───── RECORD EXCERPTS ─────
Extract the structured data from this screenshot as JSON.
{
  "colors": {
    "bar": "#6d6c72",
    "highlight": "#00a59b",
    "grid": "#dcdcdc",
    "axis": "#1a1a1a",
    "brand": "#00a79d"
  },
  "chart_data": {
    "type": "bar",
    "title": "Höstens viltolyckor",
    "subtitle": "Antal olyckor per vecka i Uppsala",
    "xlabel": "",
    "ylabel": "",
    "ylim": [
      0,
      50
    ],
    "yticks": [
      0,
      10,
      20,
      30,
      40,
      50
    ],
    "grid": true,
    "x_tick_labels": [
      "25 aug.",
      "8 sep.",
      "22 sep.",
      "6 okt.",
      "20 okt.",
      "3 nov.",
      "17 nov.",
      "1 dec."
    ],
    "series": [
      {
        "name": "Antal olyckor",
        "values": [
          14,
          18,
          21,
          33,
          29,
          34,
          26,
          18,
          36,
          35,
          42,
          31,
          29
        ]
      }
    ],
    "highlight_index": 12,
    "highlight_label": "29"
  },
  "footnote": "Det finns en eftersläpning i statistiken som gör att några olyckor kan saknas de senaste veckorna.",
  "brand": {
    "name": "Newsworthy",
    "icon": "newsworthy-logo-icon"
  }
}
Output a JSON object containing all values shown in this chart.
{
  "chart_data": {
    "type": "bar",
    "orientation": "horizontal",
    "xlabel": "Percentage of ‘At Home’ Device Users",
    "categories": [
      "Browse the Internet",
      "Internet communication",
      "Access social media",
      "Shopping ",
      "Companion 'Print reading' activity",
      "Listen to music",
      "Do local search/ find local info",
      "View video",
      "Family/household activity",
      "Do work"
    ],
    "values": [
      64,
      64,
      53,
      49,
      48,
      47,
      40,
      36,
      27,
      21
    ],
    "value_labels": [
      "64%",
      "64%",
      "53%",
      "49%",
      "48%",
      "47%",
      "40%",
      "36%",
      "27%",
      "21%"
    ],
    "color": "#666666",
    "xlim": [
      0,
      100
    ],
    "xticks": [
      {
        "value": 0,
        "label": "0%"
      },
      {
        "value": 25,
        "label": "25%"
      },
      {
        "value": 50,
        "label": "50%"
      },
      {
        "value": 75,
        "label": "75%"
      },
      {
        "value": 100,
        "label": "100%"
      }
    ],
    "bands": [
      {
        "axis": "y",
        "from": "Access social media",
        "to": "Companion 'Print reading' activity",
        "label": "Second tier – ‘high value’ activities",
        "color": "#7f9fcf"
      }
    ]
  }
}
─────
### WRITTEN REQUEST:
Find all lines where the word "values" appears. Copy them.

### RESPONSE TO THIS TASK:
        "values": [
Output a JSON object containing all values shown in this chart.
    "values": [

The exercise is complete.